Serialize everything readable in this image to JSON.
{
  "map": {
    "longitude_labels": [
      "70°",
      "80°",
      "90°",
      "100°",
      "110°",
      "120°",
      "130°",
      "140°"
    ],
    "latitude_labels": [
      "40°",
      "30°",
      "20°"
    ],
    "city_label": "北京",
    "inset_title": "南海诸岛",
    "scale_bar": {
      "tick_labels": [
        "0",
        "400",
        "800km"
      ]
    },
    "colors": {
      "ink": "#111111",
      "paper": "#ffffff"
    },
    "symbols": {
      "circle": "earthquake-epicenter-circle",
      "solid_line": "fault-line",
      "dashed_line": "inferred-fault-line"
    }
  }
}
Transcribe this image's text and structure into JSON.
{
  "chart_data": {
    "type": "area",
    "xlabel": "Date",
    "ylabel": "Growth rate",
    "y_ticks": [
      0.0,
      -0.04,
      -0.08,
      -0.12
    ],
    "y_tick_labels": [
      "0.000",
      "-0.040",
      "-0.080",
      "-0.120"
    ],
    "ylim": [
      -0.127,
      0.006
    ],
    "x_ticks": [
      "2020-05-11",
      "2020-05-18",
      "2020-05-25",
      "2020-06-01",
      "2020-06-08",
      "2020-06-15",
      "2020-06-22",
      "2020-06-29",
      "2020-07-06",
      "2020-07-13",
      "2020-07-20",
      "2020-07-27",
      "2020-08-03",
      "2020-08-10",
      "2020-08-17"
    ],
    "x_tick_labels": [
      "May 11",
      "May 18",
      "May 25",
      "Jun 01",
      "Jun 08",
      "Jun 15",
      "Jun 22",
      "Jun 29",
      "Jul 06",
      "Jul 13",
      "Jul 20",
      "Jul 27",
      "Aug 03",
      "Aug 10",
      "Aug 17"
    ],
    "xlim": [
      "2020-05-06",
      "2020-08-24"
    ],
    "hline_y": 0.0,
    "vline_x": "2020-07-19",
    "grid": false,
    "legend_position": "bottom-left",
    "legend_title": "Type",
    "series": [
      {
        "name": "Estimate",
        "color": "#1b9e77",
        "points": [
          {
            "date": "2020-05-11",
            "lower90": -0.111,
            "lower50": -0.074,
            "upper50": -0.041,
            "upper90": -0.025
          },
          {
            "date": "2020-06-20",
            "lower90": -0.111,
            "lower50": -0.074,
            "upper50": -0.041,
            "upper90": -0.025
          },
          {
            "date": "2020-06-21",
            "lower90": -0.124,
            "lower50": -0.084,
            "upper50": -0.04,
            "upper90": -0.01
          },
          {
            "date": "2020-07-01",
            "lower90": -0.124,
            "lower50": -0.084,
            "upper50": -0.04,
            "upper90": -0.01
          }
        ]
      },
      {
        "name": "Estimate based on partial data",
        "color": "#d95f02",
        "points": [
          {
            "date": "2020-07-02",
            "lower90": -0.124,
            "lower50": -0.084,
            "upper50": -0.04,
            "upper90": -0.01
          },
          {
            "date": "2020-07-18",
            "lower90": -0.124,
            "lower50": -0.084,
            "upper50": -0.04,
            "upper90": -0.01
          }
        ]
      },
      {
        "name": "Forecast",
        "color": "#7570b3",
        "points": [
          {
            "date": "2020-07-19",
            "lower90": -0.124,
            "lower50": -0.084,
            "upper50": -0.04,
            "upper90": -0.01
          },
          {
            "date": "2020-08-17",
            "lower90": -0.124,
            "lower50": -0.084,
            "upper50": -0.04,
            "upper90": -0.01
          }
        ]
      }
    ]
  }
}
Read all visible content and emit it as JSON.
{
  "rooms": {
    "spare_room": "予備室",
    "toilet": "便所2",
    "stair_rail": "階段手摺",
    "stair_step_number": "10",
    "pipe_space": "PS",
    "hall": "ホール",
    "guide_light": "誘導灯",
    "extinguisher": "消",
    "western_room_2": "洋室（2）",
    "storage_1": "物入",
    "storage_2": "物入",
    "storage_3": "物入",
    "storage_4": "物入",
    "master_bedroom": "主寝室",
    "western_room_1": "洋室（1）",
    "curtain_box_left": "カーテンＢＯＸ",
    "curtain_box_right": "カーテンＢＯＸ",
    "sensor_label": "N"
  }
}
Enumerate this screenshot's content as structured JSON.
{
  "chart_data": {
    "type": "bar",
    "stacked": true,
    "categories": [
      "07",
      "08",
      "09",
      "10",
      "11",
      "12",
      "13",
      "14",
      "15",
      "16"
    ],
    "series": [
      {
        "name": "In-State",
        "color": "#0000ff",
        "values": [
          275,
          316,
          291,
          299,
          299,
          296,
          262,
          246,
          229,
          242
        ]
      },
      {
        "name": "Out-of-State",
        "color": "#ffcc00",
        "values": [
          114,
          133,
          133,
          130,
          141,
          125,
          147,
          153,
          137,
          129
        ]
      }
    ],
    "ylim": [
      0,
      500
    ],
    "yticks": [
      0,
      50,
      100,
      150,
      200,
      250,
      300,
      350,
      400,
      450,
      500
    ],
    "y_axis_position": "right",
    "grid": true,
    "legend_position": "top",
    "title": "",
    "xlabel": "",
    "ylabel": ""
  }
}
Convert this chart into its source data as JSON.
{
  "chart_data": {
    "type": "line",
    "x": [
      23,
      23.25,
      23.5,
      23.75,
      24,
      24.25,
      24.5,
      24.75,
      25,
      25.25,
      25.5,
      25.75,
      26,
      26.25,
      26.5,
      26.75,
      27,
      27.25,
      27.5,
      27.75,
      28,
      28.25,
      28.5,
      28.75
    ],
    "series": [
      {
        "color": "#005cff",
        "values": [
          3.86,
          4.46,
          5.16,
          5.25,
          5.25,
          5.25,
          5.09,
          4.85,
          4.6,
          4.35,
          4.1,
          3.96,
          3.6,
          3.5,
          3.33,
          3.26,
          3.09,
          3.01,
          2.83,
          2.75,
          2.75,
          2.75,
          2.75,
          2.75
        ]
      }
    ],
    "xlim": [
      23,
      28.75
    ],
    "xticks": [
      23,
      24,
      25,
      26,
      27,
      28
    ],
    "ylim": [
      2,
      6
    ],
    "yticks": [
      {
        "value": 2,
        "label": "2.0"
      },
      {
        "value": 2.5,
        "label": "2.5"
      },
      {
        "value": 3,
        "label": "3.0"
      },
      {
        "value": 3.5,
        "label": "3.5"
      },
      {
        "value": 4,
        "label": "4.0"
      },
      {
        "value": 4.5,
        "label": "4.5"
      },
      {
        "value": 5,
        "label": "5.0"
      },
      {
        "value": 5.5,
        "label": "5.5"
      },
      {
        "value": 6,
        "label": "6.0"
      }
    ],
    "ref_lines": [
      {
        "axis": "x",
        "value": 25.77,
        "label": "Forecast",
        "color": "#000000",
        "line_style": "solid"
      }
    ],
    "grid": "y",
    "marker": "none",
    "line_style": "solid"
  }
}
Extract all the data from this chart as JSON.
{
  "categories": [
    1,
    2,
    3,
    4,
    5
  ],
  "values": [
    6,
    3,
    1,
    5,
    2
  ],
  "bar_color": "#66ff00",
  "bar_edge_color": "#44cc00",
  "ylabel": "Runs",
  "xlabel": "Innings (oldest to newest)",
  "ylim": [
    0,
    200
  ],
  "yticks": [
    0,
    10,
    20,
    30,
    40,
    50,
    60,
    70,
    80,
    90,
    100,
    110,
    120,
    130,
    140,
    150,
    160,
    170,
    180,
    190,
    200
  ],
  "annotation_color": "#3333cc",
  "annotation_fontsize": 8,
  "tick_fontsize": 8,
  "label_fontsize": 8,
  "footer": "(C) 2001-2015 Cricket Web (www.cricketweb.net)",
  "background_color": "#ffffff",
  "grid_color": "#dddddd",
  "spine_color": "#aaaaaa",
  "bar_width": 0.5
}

################

- [Goal] Repeat the data verbatim.

- [The reply]
Serialize everything readable in this image to JSON.
{
  "map": {
    "longitude_labels": [
      "70°",
      "80°",
      "90°",
      "100°",
      "110°",
      "120°",
      "130°",
      "140°"
    ],
    "latitude_labels": [
      "40°",
      "30°",
      "20°"
    ],
    "city_label": "北京",
    "inset_title": "南海诸岛",
    "scale_bar": {
      "tick_labels": [
        "0",
        "400",
        "800km"
      ]
    },
    "colors": {
      "ink": "#111111",
      "paper": "#ffffff"
    },
    "symbols": {
      "circle": "earthquake-epicenter-circle",
      "solid_line": "fault-line",
      "dashed_line": "inferred-fault-line"
    }
  }
}
Transcribe this image's text and structure into JSON.
{
  "chart_data": {
    "type": "area",
    "xlabel": "Date",
    "ylabel": "Growth rate",
    "y_ticks": [
      0.0,
      -0.04,
      -0.08,
      -0.12
    ],
    "y_tick_labels": [
      "0.000",
      "-0.040",
      "-0.080",
      "-0.120"
    ],
    "ylim": [
      -0.127,
      0.006
    ],
    "x_ticks": [
      "2020-05-11",
      "2020-05-18",
      "2020-05-25",
      "2020-06-01",
      "2020-06-08",
      "2020-06-15",
      "2020-06-22",
      "2020-06-29",
      "2020-07-06",
      "2020-07-13",
      "2020-07-20",
      "2020-07-27",
      "2020-08-03",
      "2020-08-10",
      "2020-08-17"
    ],
    "x_tick_labels": [
      "May 11",
      "May 18",
      "May 25",
      "Jun 01",
      "Jun 08",
      "Jun 15",
      "Jun 22",
      "Jun 29",
      "Jul 06",
      "Jul 13",
      "Jul 20",
      "Jul 27",
      "Aug 03",
      "Aug 10",
      "Aug 17"
    ],
    "xlim": [
      "2020-05-06",
      "2020-08-24"
    ],
    "hline_y": 0.0,
    "vline_x": "2020-07-19",
    "grid": false,
    "legend_position": "bottom-left",
    "legend_title": "Type",
    "series": [
      {
        "name": "Estimate",
        "color": "#1b9e77",
        "points": [
          {
            "date": "2020-05-11",
            "lower90": -0.111,
            "lower50": -0.074,
            "upper50": -0.041,
            "upper90": -0.025
          },
          {
            "date": "2020-06-20",
            "lower90": -0.111,
            "lower50": -0.074,
            "upper50": -0.041,
            "upper90": -0.025
          },
          {
            "date": "2020-06-21",
            "lower90": -0.124,
            "lower50": -0.084,
            "upper50": -0.04,
            "upper90": -0.01
          },
          {
            "date": "2020-07-01",
            "lower90": -0.124,
            "lower50": -0.084,
            "upper50": -0.04,
            "upper90": -0.01
          }
        ]
      },
      {
        "name": "Estimate based on partial data",
        "color": "#d95f02",
        "points": [
          {
            "date": "2020-07-02",
            "lower90": -0.124,
            "lower50": -0.084,
            "upper50": -0.04,
            "upper90": -0.01
          },
          {
            "date": "2020-07-18",
            "lower90": -0.124,
            "lower50": -0.084,
            "upper50": -0.04,
            "upper90": -0.01
          }
        ]
      },
      {
        "name": "Forecast",
        "color": "#7570b3",
        "points": [
          {
            "date": "2020-07-19",
            "lower90": -0.124,
            "lower50": -0.084,
            "upper50": -0.04,
            "upper90": -0.01
          },
          {
            "date": "2020-08-17",
            "lower90": -0.124,
            "lower50": -0.084,
            "upper50": -0.04,
            "upper90": -0.01
          }
        ]
      }
    ]
  }
}
Read all visible content and emit it as JSON.
{
  "rooms": {
    "spare_room": "予備室",
    "toilet": "便所2",
    "stair_rail": "階段手摺",
    "stair_step_number": "10",
    "pipe_space": "PS",
    "hall": "ホール",
    "guide_light": "誘導灯",
    "extinguisher": "消",
    "western_room_2": "洋室（2）",
    "storage_1": "物入",
    "storage_2": "物入",
    "storage_3": "物入",
    "storage_4": "物入",
    "master_bedroom": "主寝室",
    "western_room_1": "洋室（1）",
    "curtain_box_left": "カーテンＢＯＸ",
    "curtain_box_right": "カーテンＢＯＸ",
    "sensor_label": "N"
  }
}
Enumerate this screenshot's content as structured JSON.
{
  "chart_data": {
    "type": "bar",
    "stacked": true,
    "categories": [
      "07",
      "08",
      "09",
      "10",
      "11",
      "12",
      "13",
      "14",
      "15",
      "16"
    ],
    "series": [
      {
        "name": "In-State",
        "color": "#0000ff",
        "values": [
          275,
          316,
          291,
          299,
          299,
          296,
          262,
          246,
          229,
          242
        ]
      },
      {
        "name": "Out-of-State",
        "color": "#ffcc00",
        "values": [
          114,
          133,
          133,
          130,
          141,
          125,
          147,
          153,
          137,
          129
        ]
      }
    ],
    "ylim": [
      0,
      500
    ],
    "yticks": [
      0,
      50,
      100,
      150,
      200,
      250,
      300,
      350,
      400,
      450,
      500
    ],
    "y_axis_position": "right",
    "grid": true,
    "legend_position": "top",
    "title": "",
    "xlabel": "",
    "ylabel": ""
  }
}
Convert this chart into its source data as JSON.
{
  "chart_data": {
    "type": "line",
    "x": [
      23,
      23.25,
      23.5,
      23.75,
      24,
      24.25,
      24.5,
      24.75,
      25,
      25.25,
      25.5,
      25.75,
      26,
      26.25,
      26.5,
      26.75,
      27,
      27.25,
      27.5,
      27.75,
      28,
      28.25,
      28.5,
      28.75
    ],
    "series": [
      {
        "color": "#005cff",
        "values": [
          3.86,
          4.46,
          5.16,
          5.25,
          5.25,
          5.25,
          5.09,
          4.85,
          4.6,
          4.35,
          4.1,
          3.96,
          3.6,
          3.5,
          3.33,
          3.26,
          3.09,
          3.01,
          2.83,
          2.75,
          2.75,
          2.75,
          2.75,
          2.75
        ]
      }
    ],
    "xlim": [
      23,
      28.75
    ],
    "xticks": [
      23,
      24,
      25,
      26,
      27,
      28
    ],
    "ylim": [
      2,
      6
    ],
    "yticks": [
      {
        "value": 2,
        "label": "2.0"
      },
      {
        "value": 2.5,
        "label": "2.5"
      },
      {
        "value": 3,
        "label": "3.0"
      },
      {
        "value": 3.5,
        "label": "3.5"
      },
      {
        "value": 4,
        "label": "4.0"
      },
      {
        "value": 4.5,
        "label": "4.5"
      },
      {
        "value": 5,
        "label": "5.0"
      },
      {
        "value": 5.5,
        "label": "5.5"
      },
      {
        "value": 6,
        "label": "6.0"
      }
    ],
    "ref_lines": [
      {
        "axis": "x",
        "value": 25.77,
        "label": "Forecast",
        "color": "#000000",
        "line_style": "solid"
      }
    ],
    "grid": "y",
    "marker": "none",
    "line_style": "solid"
  }
}
Extract all the data from this chart as JSON.
{
  "categories": [
    1,
    2,
    3,
    4,
    5
  ],
  "values": [
    6,
    3,
    1,
    5,
    2
  ],
  "bar_color": "#66ff00",
  "bar_edge_color": "#44cc00",
  "ylabel": "Runs",
  "xlabel": "Innings (oldest to newest)",
  "ylim": [
    0,
    200
  ],
  "yticks": [
    0,
    10,
    20,
    30,
    40,
    50,
    60,
    70,
    80,
    90,
    100,
    110,
    120,
    130,
    140,
    150,
    160,
    170,
    180,
    190,
    200
  ],
  "annotation_color": "#3333cc",
  "annotation_fontsize": 8,
  "tick_fontsize": 8,
  "label_fontsize": 8,
  "footer": "(C) 2001-2015 Cricket Web (www.cricketweb.net)",
  "background_color": "#ffffff",
  "grid_color": "#dddddd",
  "spine_color": "#aaaaaa",
  "bar_width": 0.5
}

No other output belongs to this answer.